## [Problem]
Return all of the entries exactly, with nothing added or left out.

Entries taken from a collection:
______

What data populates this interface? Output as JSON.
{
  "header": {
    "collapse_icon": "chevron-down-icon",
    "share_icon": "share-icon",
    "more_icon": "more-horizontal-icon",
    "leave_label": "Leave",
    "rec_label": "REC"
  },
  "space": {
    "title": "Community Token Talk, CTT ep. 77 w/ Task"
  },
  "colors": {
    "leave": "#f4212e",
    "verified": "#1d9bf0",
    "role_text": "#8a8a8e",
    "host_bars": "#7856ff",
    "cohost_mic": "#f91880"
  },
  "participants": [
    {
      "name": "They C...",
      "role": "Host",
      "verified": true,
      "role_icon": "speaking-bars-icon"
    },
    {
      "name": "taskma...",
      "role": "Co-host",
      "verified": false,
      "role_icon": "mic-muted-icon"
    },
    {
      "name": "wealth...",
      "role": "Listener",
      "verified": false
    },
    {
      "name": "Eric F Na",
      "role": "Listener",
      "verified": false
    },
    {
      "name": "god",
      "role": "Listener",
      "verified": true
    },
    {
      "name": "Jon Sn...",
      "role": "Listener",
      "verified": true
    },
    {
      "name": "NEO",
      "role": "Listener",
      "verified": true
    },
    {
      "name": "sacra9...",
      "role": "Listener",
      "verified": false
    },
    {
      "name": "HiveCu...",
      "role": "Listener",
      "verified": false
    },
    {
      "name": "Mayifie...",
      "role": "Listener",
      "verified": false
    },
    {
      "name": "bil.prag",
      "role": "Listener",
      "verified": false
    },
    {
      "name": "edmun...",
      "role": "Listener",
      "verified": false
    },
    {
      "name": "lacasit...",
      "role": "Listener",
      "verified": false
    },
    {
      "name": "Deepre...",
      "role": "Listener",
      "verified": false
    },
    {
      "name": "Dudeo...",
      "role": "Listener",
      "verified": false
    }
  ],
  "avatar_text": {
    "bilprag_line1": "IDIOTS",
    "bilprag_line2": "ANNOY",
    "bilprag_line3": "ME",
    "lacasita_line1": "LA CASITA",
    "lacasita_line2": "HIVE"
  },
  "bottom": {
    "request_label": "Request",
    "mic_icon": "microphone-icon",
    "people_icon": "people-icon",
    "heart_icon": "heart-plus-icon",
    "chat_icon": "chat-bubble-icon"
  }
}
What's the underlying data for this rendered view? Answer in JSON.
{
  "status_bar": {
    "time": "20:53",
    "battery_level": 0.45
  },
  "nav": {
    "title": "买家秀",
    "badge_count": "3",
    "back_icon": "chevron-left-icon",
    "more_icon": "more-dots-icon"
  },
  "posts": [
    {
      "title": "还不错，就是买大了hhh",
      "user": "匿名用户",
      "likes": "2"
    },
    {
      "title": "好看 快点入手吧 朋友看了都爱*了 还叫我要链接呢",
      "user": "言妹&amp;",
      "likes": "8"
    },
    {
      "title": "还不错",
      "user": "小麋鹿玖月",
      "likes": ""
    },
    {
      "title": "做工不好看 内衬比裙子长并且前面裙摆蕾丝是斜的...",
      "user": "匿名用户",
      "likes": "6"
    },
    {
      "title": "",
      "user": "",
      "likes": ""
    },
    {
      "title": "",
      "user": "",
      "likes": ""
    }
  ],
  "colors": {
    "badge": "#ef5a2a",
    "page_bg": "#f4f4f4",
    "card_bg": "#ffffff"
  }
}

______

## [Reply to the task]
What data populates this interface? Output as JSON.
{
  "header": {
    "collapse_icon": "chevron-down-icon",
    "share_icon": "share-icon",
    "more_icon": "more-horizontal-icon",
    "leave_label": "Leave",
    "rec_label": "REC"
  },
  "space": {
    "title": "Community Token Talk, CTT ep. 77 w/ Task"
  },
  "colors": {
    "leave": "#f4212e",
    "verified": "#1d9bf0",
    "role_text": "#8a8a8e",
    "host_bars": "#7856ff",
    "cohost_mic": "#f91880"
  },
  "participants": [
    {
      "name": "They C...",
      "role": "Host",
      "verified": true,
      "role_icon": "speaking-bars-icon"
    },
    {
      "name": "taskma...",
      "role": "Co-host",
      "verified": false,
      "role_icon": "mic-muted-icon"
    },
    {
      "name": "wealth...",
      "role": "Listener",
      "verified": false
    },
    {
      "name": "Eric F Na",
      "role": "Listener",
      "verified": false
    },
    {
      "name": "god",
      "role": "Listener",
      "verified": true
    },
    {
      "name": "Jon Sn...",
      "role": "Listener",
      "verified": true
    },
    {
      "name": "NEO",
      "role": "Listener",
      "verified": true
    },
    {
      "name": "sacra9...",
      "role": "Listener",
      "verified": false
    },
    {
      "name": "HiveCu...",
      "role": "Listener",
      "verified": false
    },
    {
      "name": "Mayifie...",
      "role": "Listener",
      "verified": false
    },
    {
      "name": "bil.prag",
      "role": "Listener",
      "verified": false
    },
    {
      "name": "edmun...",
      "role": "Listener",
      "verified": false
    },
    {
      "name": "lacasit...",
      "role": "Listener",
      "verified": false
    },
    {
      "name": "Deepre...",
      "role": "Listener",
      "verified": false
    },
    {
      "name": "Dudeo...",
      "role": "Listener",
      "verified": false
    }
  ],
  "avatar_text": {
    "bilprag_line1": "IDIOTS",
    "bilprag_line2": "ANNOY",
    "bilprag_line3": "ME",
    "lacasita_line1": "LA CASITA",
    "lacasita_line2": "HIVE"
  },
  "bottom": {
    "request_label": "Request",
    "mic_icon": "microphone-icon",
    "people_icon": "people-icon",
    "heart_icon": "heart-plus-icon",
    "chat_icon": "chat-bubble-icon"
  }
}
What's the underlying data for this rendered view? Answer in JSON.
{
  "status_bar": {
    "time": "20:53",
    "battery_level": 0.45
  },
  "nav": {
    "title": "买家秀",
    "badge_count": "3",
    "back_icon": "chevron-left-icon",
    "more_icon": "more-dots-icon"
  },
  "posts": [
    {
      "title": "还不错，就是买大了hhh",
      "user": "匿名用户",
      "likes": "2"
    },
    {
      "title": "好看 快点入手吧 朋友看了都爱*了 还叫我要链接呢",
      "user": "言妹&amp;",
      "likes": "8"
    },
    {
      "title": "还不错",
      "user": "小麋鹿玖月",
      "likes": ""
    },
    {
      "title": "做工不好看 内衬比裙子长并且前面裙摆蕾丝是斜的...",
      "user": "匿名用户",
      "likes": "6"
    },
    {
      "title": "",
      "user": "",
      "likes": ""
    },
    {
      "title": "",
      "user": "",
      "likes": ""
    }
  ],
  "colors": {
    "badge": "#ef5a2a",
    "page_bg": "#f4f4f4",
    "card_bg": "#ffffff"
  }
}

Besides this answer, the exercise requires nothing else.